EXERCISE AIM
Reproduce only the entries from the line containing "field-label: Re-Enter New" through the line containing "help-link[interactable]: help [342,118,375,142]", renaming "text-field" to "input-field" and leaving everything else unchanged.

— START —

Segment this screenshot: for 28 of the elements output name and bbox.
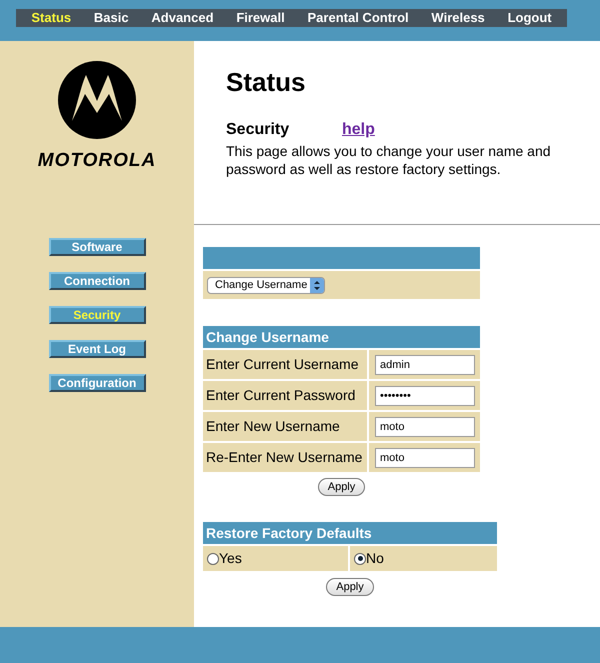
field-label: Re-Enter New Username [203,443,367,472]
page-title: Status [226,66,306,99]
apply-button[interactable]: Apply [326,578,374,596]
field-label: Enter New Username [203,412,367,441]
section-header: Change Username [203,326,480,348]
logo-wordmark: MOTOROLA [38,149,156,173]
text-field[interactable]: moto [375,448,475,468]
nav-tab[interactable]: Firewall [236,8,285,28]
text-field[interactable]: moto [375,416,475,436]
nav-tab[interactable]: Wireless [431,8,485,28]
mode-select[interactable]: Change Username [207,276,326,294]
nav-tab[interactable]: Basic [94,8,129,28]
help-link[interactable]: help [342,118,375,142]
section-title: Security [226,120,290,140]
logo-icon [58,61,136,139]
nav-tab[interactable]: Parental Control [308,8,409,28]
field-label: Enter Current Username [203,350,367,379]
apply-button[interactable]: Apply [318,478,366,496]
description: This page allows you to change your user name and password as well as restore factory settings. [226,142,552,178]
section-header: Restore Factory Defaults [203,522,497,544]
nav-tab[interactable]: Logout [508,8,552,28]
text-field[interactable]: admin [375,354,475,374]
nav-tab[interactable]: Status [31,8,72,28]
radio-option[interactable]: No [354,548,384,569]
field-label: Enter Current Password [203,381,367,410]
nav-tab[interactable]: Advanced [151,8,214,28]
text-field[interactable]: •••••••• [375,386,475,406]
stepper-icon [310,278,324,292]
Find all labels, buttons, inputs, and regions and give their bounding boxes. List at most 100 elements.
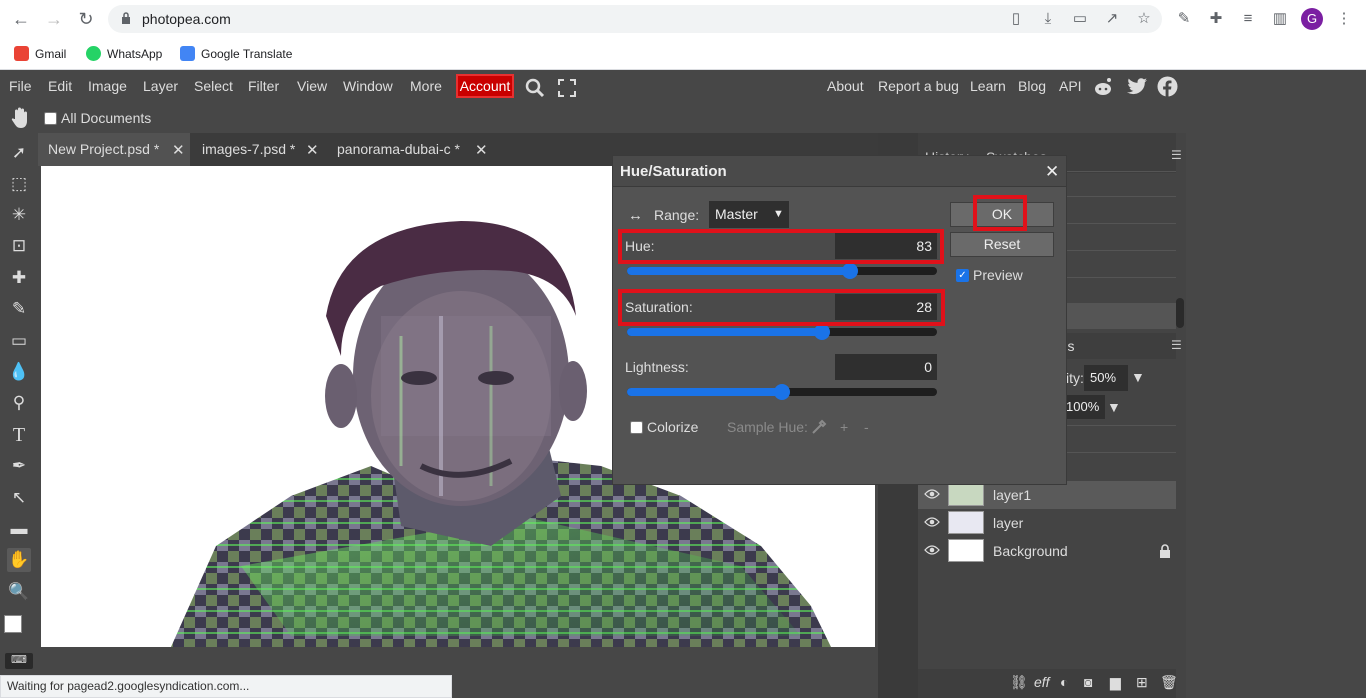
- marquee-tool-icon[interactable]: ⬚: [7, 172, 31, 196]
- type-tool-icon[interactable]: T: [7, 423, 31, 447]
- reload-icon[interactable]: ↻: [75, 8, 97, 30]
- layer-row[interactable]: Background: [918, 537, 1176, 565]
- all-documents-checkbox[interactable]: [44, 112, 57, 125]
- bookmark-whatsapp[interactable]: WhatsApp: [86, 44, 162, 64]
- menu-view[interactable]: View: [297, 78, 327, 94]
- facebook-icon[interactable]: [1157, 76, 1178, 97]
- zoom-tool-icon[interactable]: 🔍: [7, 580, 31, 604]
- hue-slider[interactable]: [627, 263, 937, 279]
- lightness-input[interactable]: 0: [835, 354, 937, 380]
- hand-tool-icon[interactable]: ✋: [7, 548, 31, 572]
- delete-layer-icon[interactable]: 🗑: [1160, 674, 1178, 691]
- new-layer-icon[interactable]: ⊞: [1136, 674, 1148, 691]
- new-group-icon[interactable]: ▆: [1110, 674, 1121, 691]
- visibility-eye-icon[interactable]: [924, 488, 940, 500]
- search-icon[interactable]: [524, 77, 546, 99]
- extensions-puzzle-icon[interactable]: ✚: [1206, 9, 1226, 29]
- link-report-bug[interactable]: Report a bug: [878, 78, 959, 94]
- path-select-tool-icon[interactable]: ↖: [7, 486, 31, 510]
- lightness-slider[interactable]: [627, 384, 937, 400]
- eyedropper-icon[interactable]: [810, 418, 828, 436]
- panel-menu-icon[interactable]: ☰: [1171, 148, 1182, 162]
- link-layers-icon[interactable]: ⛓: [1010, 674, 1028, 691]
- visibility-eye-icon[interactable]: [924, 516, 940, 528]
- add-sample-button[interactable]: +: [840, 419, 848, 435]
- close-tab-icon[interactable]: ✕: [475, 141, 488, 159]
- layers-panel-menu-icon[interactable]: ☰: [1171, 338, 1182, 352]
- opacity-input[interactable]: 50%: [1084, 365, 1128, 391]
- blur-tool-icon[interactable]: 💧: [7, 360, 31, 384]
- move-tool-icon[interactable]: ➚: [7, 141, 31, 165]
- opacity-dropdown-icon[interactable]: ▼: [1131, 369, 1145, 385]
- menu-edit[interactable]: Edit: [48, 78, 72, 94]
- dodge-tool-icon[interactable]: ⚲: [7, 391, 31, 415]
- dialog-title-bar[interactable]: Hue/Saturation ✕: [613, 156, 1066, 187]
- twitter-icon[interactable]: [1126, 77, 1148, 97]
- link-learn[interactable]: Learn: [970, 78, 1006, 94]
- keyboard-icon[interactable]: ⌨: [5, 653, 33, 669]
- layer-mask-icon[interactable]: ◙: [1084, 674, 1092, 690]
- colorize-checkbox[interactable]: [630, 421, 643, 434]
- fullscreen-icon[interactable]: [557, 78, 577, 98]
- hue-slider-knob[interactable]: [842, 263, 858, 279]
- saturation-slider[interactable]: [627, 324, 937, 340]
- preview-checkbox[interactable]: ✓: [956, 269, 969, 282]
- gradient-tool-icon[interactable]: ▭: [7, 329, 31, 353]
- link-about[interactable]: About: [827, 78, 864, 94]
- eyedropper-extension-icon[interactable]: ✎: [1174, 9, 1194, 29]
- reset-button[interactable]: Reset: [950, 232, 1054, 257]
- tab-images-7[interactable]: images-7.psd *: [192, 133, 310, 166]
- menu-select[interactable]: Select: [194, 78, 233, 94]
- close-tab-icon[interactable]: ✕: [306, 141, 319, 159]
- layer-thumbnail: [948, 483, 984, 506]
- fill-dropdown-icon[interactable]: ▼: [1107, 399, 1121, 415]
- tab-panorama-dubai[interactable]: panorama-dubai-c *: [327, 133, 467, 166]
- page-icon[interactable]: ▭: [1070, 9, 1090, 29]
- bookmark-google-translate[interactable]: Google Translate: [180, 44, 292, 64]
- range-select[interactable]: Master ▼: [709, 201, 789, 228]
- share-icon[interactable]: ↗: [1102, 9, 1122, 29]
- visibility-eye-icon[interactable]: [924, 544, 940, 556]
- address-bar[interactable]: photopea.com ▯ ⤓ ▭ ↗ ☆: [108, 5, 1162, 33]
- brush-tool-icon[interactable]: ✎: [7, 297, 31, 321]
- layer-effects-icon[interactable]: eff: [1034, 674, 1050, 690]
- healing-brush-tool-icon[interactable]: ✚: [7, 266, 31, 290]
- link-api[interactable]: API: [1059, 78, 1082, 94]
- menu-filter[interactable]: Filter: [248, 78, 279, 94]
- bookmark-gmail[interactable]: Gmail: [14, 44, 66, 64]
- layer-row[interactable]: layer1: [918, 481, 1176, 509]
- reddit-icon[interactable]: [1092, 76, 1114, 98]
- menu-image[interactable]: Image: [88, 78, 127, 94]
- adjustment-layer-icon[interactable]: ◐: [1060, 674, 1068, 690]
- media-control-icon[interactable]: ≡: [1238, 9, 1258, 29]
- account-button[interactable]: Account: [456, 74, 514, 98]
- back-icon[interactable]: ←: [10, 8, 32, 30]
- menu-more[interactable]: More: [410, 78, 442, 94]
- forward-icon[interactable]: →: [43, 8, 65, 30]
- tab-new-project[interactable]: New Project.psd *: [38, 133, 190, 166]
- profile-avatar[interactable]: G: [1301, 8, 1323, 30]
- link-blog[interactable]: Blog: [1018, 78, 1046, 94]
- menu-layer[interactable]: Layer: [143, 78, 178, 94]
- lightness-slider-knob[interactable]: [774, 384, 790, 400]
- crop-tool-icon[interactable]: ⊡: [7, 234, 31, 258]
- menu-file[interactable]: File: [9, 78, 32, 94]
- fill-input[interactable]: 100%: [1063, 395, 1105, 419]
- shape-tool-icon[interactable]: ▬: [7, 517, 31, 541]
- close-icon[interactable]: ✕: [1045, 162, 1059, 182]
- reading-list-icon[interactable]: ▯: [1006, 9, 1026, 29]
- side-panel-icon[interactable]: ▥: [1270, 9, 1290, 29]
- foreground-color-swatch[interactable]: [4, 615, 22, 633]
- magic-wand-tool-icon[interactable]: ✳: [7, 203, 31, 227]
- menu-window[interactable]: Window: [343, 78, 393, 94]
- pen-tool-icon[interactable]: ✒: [7, 454, 31, 478]
- subtract-sample-button[interactable]: -: [864, 419, 869, 435]
- app-menubar: File Edit Image Layer Select Filter View…: [0, 70, 1366, 103]
- saturation-slider-knob[interactable]: [814, 324, 830, 340]
- install-app-icon[interactable]: ⤓: [1038, 9, 1058, 29]
- bookmark-star-icon[interactable]: ☆: [1134, 9, 1154, 29]
- panel-scrollbar[interactable]: [1176, 298, 1184, 328]
- close-tab-icon[interactable]: ✕: [172, 141, 185, 159]
- browser-menu-icon[interactable]: ⋮: [1334, 9, 1354, 29]
- layer-row[interactable]: layer: [918, 509, 1176, 537]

— END —

COMPLETE OUTPUT
field-label: Re-Enter New Username [203,443,367,472]
page-title: Status [226,66,306,99]
apply-button[interactable]: Apply [326,578,374,596]
field-label: Enter New Username [203,412,367,441]
section-header: Change Username [203,326,480,348]
logo-wordmark: MOTOROLA [38,149,156,173]
input-field[interactable]: moto [375,448,475,468]
nav-tab[interactable]: Firewall [236,8,285,28]
input-field[interactable]: moto [375,416,475,436]
nav-tab[interactable]: Wireless [431,8,485,28]
mode-select[interactable]: Change Username [207,276,326,294]
nav-tab[interactable]: Basic [94,8,129,28]
help-link[interactable]: help [342,118,375,142]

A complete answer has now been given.